---------- RAW RECORDS
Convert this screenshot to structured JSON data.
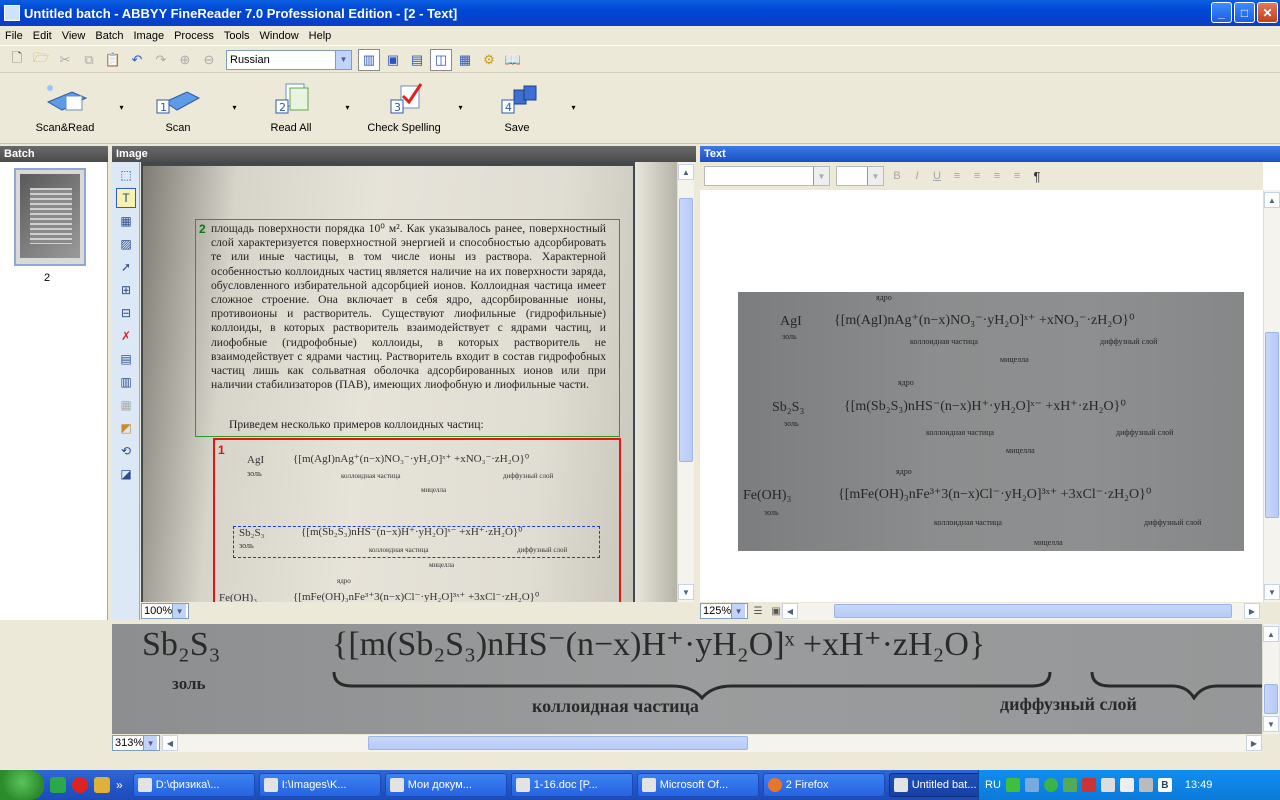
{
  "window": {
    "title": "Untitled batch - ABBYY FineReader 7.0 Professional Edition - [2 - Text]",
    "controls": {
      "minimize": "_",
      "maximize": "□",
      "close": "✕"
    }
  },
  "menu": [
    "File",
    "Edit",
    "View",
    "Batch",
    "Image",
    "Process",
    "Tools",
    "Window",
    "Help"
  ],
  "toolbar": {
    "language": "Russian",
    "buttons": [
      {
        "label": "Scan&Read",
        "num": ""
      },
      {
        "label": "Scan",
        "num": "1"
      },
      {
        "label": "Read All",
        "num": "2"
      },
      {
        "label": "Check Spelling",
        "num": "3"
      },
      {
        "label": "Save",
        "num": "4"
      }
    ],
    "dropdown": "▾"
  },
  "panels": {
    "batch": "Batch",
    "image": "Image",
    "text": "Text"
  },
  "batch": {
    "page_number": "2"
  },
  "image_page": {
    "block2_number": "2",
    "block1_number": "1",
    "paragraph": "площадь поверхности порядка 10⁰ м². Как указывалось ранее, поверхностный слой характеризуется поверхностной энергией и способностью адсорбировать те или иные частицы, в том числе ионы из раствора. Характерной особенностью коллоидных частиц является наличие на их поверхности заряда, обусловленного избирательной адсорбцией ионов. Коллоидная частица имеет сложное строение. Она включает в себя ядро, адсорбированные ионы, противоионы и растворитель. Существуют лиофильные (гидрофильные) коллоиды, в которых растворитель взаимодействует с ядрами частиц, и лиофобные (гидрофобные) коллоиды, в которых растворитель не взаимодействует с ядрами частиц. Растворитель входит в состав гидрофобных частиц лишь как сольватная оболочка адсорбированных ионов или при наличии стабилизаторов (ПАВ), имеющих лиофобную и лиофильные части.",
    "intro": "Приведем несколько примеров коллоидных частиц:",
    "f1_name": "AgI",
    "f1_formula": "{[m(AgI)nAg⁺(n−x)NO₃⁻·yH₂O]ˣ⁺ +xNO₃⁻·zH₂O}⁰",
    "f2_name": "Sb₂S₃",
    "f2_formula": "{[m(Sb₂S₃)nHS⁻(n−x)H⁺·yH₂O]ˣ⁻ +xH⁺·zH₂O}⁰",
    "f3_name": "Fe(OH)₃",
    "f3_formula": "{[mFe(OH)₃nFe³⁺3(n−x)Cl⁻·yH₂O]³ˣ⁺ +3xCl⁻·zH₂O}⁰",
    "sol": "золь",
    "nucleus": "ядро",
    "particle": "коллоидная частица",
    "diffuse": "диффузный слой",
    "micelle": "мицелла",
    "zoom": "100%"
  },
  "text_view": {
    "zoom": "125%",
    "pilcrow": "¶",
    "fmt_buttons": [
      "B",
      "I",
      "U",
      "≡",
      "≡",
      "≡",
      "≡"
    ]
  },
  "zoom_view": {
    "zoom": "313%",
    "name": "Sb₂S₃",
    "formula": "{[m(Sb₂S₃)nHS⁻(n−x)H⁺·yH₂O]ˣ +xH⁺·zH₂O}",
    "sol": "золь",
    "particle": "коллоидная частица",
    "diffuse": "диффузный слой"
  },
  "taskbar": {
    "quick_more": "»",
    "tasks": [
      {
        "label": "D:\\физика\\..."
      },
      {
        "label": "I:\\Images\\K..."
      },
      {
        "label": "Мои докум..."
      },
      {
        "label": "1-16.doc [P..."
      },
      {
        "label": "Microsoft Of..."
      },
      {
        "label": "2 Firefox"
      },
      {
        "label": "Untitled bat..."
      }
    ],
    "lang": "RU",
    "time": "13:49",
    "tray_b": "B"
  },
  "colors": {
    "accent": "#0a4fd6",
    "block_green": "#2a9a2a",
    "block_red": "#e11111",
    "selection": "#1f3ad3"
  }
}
--------------------
---------- RAW RECORDS
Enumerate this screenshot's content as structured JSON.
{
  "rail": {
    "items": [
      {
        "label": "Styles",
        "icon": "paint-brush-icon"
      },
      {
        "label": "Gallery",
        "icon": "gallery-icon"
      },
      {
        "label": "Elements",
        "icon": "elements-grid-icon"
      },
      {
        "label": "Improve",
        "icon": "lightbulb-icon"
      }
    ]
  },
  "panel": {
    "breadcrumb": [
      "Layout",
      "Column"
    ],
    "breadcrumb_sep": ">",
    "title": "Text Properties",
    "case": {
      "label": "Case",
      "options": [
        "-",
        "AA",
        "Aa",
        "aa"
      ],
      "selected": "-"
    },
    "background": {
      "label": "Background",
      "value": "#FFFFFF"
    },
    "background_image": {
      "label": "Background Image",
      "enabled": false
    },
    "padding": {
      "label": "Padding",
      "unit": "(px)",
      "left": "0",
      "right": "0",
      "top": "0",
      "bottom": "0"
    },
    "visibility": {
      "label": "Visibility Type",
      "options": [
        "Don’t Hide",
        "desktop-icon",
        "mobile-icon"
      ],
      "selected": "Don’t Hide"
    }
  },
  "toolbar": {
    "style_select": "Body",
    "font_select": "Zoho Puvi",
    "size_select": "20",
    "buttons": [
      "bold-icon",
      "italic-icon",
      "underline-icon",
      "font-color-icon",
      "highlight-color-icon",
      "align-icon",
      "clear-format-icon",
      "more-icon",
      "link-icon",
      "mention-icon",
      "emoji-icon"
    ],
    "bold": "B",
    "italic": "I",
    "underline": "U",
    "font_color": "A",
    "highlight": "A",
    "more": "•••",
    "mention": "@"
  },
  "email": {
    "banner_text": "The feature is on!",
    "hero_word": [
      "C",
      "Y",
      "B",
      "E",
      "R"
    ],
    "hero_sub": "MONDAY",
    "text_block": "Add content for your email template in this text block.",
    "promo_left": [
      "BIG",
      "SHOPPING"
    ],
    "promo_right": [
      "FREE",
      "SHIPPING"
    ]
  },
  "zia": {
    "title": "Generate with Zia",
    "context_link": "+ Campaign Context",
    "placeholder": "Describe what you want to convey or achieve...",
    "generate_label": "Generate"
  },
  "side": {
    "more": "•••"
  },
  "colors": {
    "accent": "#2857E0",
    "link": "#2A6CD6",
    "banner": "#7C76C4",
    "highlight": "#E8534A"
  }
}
--------------------
• [THE TASK] Count how many lines of the listing above include "highlight" and report that number alone.

• [TASK OUTPUT] 3